DIRECTIONS:
Every line holding the string "Friar" should be gathered.
----- RECORD LIST
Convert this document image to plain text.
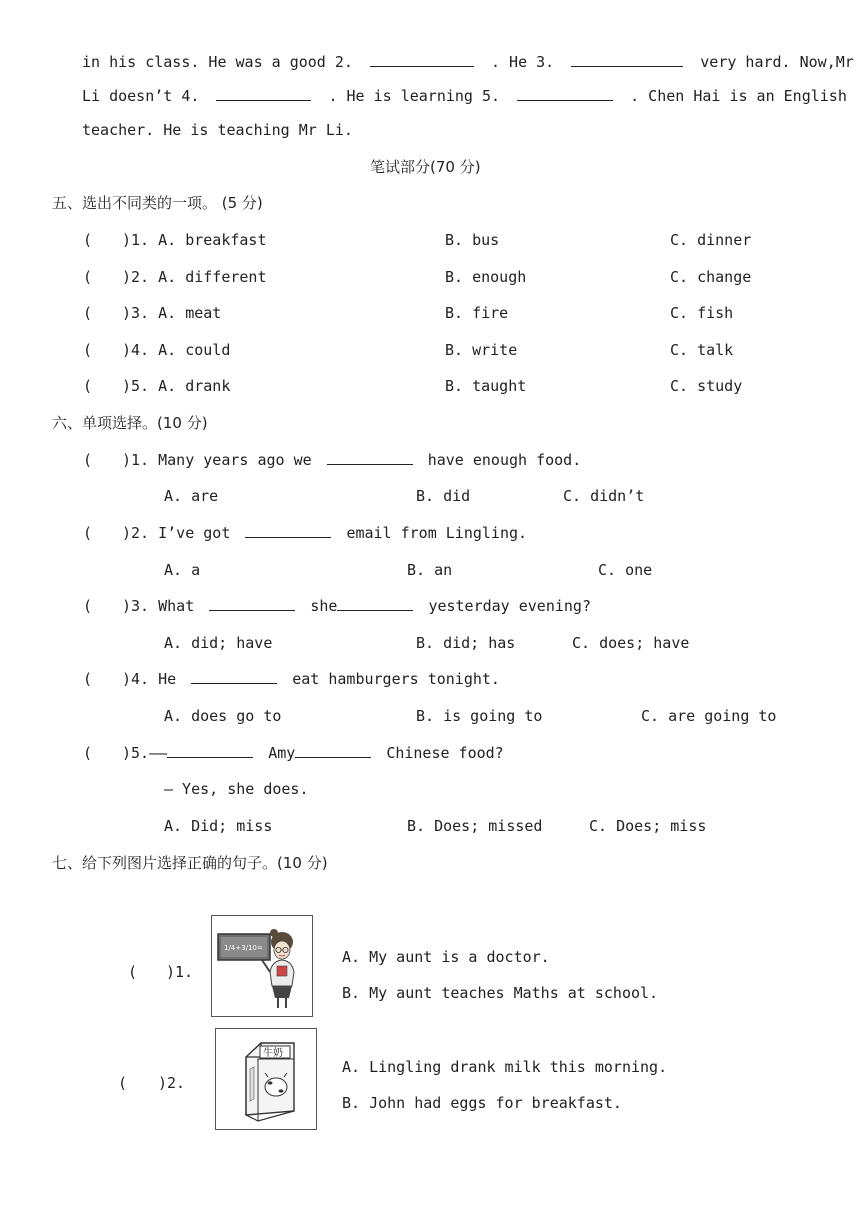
in his class. He was a good 2.	. He 3.	very hard. Now,Mr
Li doesn’t 4.	. He is learning 5.	. Chen Hai is an English
teacher. He is teaching Mr Li.
笔试部分(70 分)
五、选出不同类的一项。 (5 分)
( )1. A. breakfast	B. bus	C. dinner
( )2. A. different	B. enough	C. change
( )3. A. meat	B. fire	C. fish
( )4. A. could	B. write	C. talk
( )5. A. drank	B. taught	C. study
六、单项选择。(10 分)
( )1. Many years ago we	have enough food.
A. are	B. did	C. didn’t
( )2. I’ve got	email from Lingling.
A. a	B. an	C. one
( )3. What	she	yesterday evening?
A. did; have	B. did; has	C. does; have
( )4. He	eat hamburgers tonight.
A. does go to	B. is going to	C. are going to
( )5.——	Amy	Chinese food?
— Yes, she does.
A. Did; miss	B. Does; missed	C. Does; miss
七、给下列图片选择正确的句子。(10 分)
( )1.
1/4+3/10=	A. My aunt is a doctor.
B. My aunt teaches Maths at school.
( )2.
牛奶
A. Lingling drank milk this morning.
B. John had eggs for breakfast.
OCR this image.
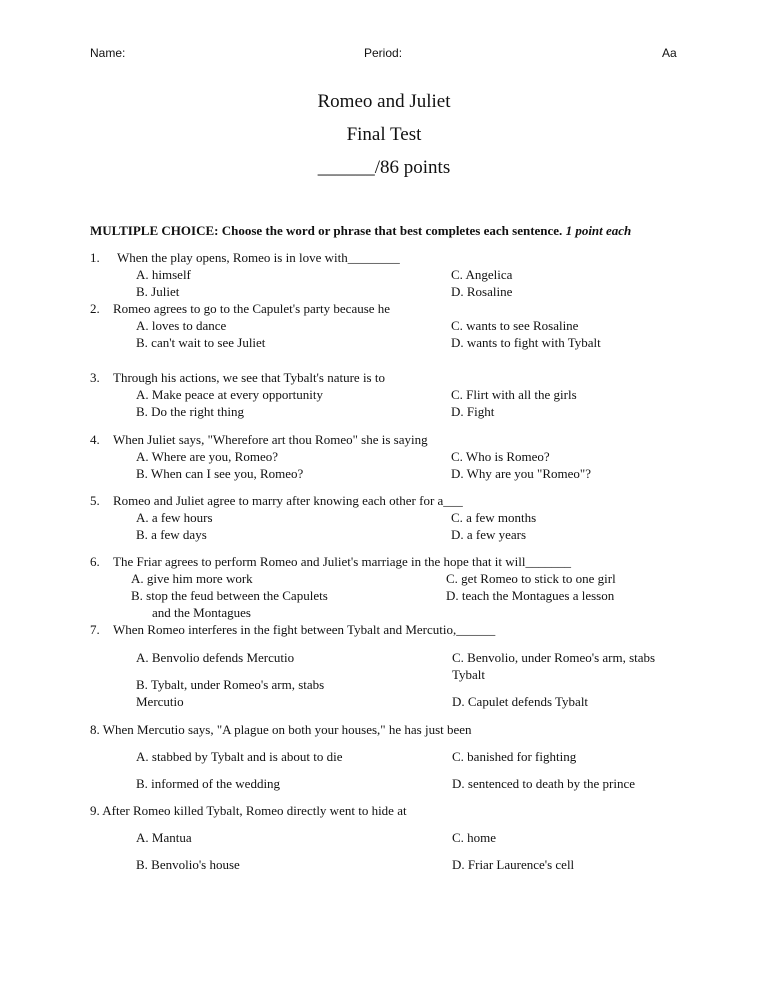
Name:	Period:	Aa
Romeo and Juliet
Final Test
______/86 points
MULTIPLE CHOICE: Choose the word or phrase that best completes each sentence. 1 point each
1. When the play opens, Romeo is in love with________
A. himself
B. Juliet
C. Angelica
D. Rosaline
2. Romeo agrees to go to the Capulet's party because he
A. loves to dance
B. can't wait to see Juliet
C. wants to see Rosaline
D. wants to fight with Tybalt
3. Through his actions, we see that Tybalt's nature is to
A. Make peace at every opportunity
B. Do the right thing
C. Flirt with all the girls
D. Fight
4. When Juliet says, "Wherefore art thou Romeo" she is saying
A. Where are you, Romeo?
B. When can I see you, Romeo?
C. Who is Romeo?
D. Why are you "Romeo"?
5. Romeo and Juliet agree to marry after knowing each other for a___
A. a few hours
B. a few days
C. a few months
D. a few years
6. The Friar agrees to perform Romeo and Juliet's marriage in the hope that it will_______
A. give him more work
B. stop the feud between the Capulets
and the Montagues
C. get Romeo to stick to one girl
D. teach the Montagues a lesson
7. When Romeo interferes in the fight between Tybalt and Mercutio,______
A. Benvolio defends Mercutio
B. Tybalt, under Romeo's arm, stabs
Mercutio
C. Benvolio, under Romeo's arm, stabs
Tybalt
D. Capulet defends Tybalt
8. When Mercutio says, "A plague on both your houses," he has just been
A. stabbed by Tybalt and is about to die
B. informed of the wedding
C. banished for fighting
D. sentenced to death by the prince
9. After Romeo killed Tybalt, Romeo directly went to hide at
A. Mantua
B. Benvolio's house
C. home
D. Friar Laurence's cell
----------
TASK RESULT:
6. The Friar agrees to perform Romeo and Juliet's marriage in the hope that it will_______
D. Friar Laurence's cell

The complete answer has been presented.